Top of Data listing

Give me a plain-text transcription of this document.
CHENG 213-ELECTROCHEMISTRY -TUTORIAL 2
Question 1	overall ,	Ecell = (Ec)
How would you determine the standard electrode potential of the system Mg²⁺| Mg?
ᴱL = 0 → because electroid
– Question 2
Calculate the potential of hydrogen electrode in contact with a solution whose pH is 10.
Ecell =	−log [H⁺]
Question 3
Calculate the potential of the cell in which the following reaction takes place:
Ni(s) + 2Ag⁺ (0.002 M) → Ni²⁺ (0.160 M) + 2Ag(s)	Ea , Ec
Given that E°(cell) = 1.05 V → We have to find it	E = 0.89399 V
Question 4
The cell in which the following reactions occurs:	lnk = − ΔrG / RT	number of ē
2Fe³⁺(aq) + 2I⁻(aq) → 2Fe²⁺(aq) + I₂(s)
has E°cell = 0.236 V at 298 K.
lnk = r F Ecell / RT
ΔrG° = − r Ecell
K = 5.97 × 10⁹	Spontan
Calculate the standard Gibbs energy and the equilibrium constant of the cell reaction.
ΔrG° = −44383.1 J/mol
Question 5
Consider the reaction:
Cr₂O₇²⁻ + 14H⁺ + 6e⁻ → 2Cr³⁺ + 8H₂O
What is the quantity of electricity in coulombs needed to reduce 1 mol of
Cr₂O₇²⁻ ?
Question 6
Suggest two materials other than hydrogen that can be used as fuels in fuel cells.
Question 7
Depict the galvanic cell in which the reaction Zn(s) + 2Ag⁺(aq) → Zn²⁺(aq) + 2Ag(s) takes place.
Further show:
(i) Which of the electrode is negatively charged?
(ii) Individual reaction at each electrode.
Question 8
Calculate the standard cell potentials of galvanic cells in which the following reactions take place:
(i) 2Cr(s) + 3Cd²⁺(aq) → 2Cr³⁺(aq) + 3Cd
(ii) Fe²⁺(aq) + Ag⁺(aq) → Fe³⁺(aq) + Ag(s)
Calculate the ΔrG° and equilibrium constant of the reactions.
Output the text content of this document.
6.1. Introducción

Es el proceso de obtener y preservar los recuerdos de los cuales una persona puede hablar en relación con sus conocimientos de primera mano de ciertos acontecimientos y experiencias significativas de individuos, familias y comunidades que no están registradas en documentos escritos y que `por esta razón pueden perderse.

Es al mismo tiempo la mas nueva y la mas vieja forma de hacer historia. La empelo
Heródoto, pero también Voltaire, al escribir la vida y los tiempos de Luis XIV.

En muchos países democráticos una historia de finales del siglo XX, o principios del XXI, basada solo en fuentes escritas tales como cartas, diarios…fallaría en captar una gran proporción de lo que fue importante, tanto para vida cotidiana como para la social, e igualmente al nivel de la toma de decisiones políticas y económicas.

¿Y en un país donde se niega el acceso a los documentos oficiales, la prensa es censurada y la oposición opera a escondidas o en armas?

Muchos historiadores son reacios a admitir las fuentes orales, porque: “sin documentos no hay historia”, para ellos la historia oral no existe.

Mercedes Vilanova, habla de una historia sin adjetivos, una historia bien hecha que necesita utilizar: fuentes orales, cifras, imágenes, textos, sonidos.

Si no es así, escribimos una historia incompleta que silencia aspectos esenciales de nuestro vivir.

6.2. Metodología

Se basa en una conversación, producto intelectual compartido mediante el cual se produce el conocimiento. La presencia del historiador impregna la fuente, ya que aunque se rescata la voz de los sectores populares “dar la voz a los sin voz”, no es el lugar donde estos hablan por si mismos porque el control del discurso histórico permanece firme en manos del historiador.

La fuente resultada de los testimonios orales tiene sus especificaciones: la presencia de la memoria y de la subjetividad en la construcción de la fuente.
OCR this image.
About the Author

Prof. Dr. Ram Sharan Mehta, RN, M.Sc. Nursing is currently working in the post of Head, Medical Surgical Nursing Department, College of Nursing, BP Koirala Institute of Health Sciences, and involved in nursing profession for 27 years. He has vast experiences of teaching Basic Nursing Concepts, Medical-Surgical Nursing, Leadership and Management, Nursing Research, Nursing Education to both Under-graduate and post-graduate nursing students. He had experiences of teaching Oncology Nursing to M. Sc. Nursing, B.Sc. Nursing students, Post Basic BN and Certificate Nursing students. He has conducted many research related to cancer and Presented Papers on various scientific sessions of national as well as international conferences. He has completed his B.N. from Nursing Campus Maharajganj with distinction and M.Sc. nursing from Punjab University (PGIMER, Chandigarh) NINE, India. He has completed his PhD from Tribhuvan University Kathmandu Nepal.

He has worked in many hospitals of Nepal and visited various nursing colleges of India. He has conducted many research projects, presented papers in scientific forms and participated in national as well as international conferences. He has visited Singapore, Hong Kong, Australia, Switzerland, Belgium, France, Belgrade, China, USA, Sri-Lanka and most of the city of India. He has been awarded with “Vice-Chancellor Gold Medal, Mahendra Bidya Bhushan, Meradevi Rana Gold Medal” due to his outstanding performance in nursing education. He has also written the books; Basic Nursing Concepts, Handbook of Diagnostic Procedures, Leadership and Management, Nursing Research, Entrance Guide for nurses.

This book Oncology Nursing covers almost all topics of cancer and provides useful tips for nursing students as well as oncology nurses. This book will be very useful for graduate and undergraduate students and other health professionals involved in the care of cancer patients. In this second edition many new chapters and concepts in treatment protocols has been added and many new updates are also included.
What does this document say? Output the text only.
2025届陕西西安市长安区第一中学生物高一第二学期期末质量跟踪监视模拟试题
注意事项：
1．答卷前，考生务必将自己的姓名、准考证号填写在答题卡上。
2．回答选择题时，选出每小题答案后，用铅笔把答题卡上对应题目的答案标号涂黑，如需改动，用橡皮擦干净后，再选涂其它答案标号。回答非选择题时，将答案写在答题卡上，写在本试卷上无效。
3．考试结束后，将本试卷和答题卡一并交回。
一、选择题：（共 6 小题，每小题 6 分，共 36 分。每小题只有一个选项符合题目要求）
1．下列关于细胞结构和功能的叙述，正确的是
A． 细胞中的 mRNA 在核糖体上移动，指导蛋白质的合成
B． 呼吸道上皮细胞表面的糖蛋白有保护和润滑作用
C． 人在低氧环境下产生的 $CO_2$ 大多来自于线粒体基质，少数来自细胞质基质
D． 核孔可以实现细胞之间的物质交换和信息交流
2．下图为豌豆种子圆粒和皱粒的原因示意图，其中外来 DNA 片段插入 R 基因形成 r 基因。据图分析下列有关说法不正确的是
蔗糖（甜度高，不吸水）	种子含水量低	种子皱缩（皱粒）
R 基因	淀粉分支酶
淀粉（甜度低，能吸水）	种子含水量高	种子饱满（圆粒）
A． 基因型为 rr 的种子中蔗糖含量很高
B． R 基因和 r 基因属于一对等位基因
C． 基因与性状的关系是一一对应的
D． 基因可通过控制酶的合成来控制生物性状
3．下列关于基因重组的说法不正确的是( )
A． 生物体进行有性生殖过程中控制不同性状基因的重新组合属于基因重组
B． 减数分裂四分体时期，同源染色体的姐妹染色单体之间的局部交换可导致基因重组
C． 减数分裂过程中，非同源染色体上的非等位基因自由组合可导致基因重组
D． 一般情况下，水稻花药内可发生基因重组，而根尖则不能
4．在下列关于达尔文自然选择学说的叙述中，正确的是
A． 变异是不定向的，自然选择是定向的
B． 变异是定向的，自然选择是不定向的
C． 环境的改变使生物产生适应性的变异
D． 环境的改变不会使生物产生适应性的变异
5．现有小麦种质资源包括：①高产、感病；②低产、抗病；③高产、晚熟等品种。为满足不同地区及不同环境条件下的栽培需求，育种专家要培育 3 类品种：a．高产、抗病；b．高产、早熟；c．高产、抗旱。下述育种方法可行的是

Bottom of Data listing

Task description: Every line that contains "Question" should be copied out of the data.

Solution to the exercise:
Question 1	overall ,	Ecell = (Ec)
– Question 2
Question 3
Question 4
Question 5
Question 6
Question 7
Question 8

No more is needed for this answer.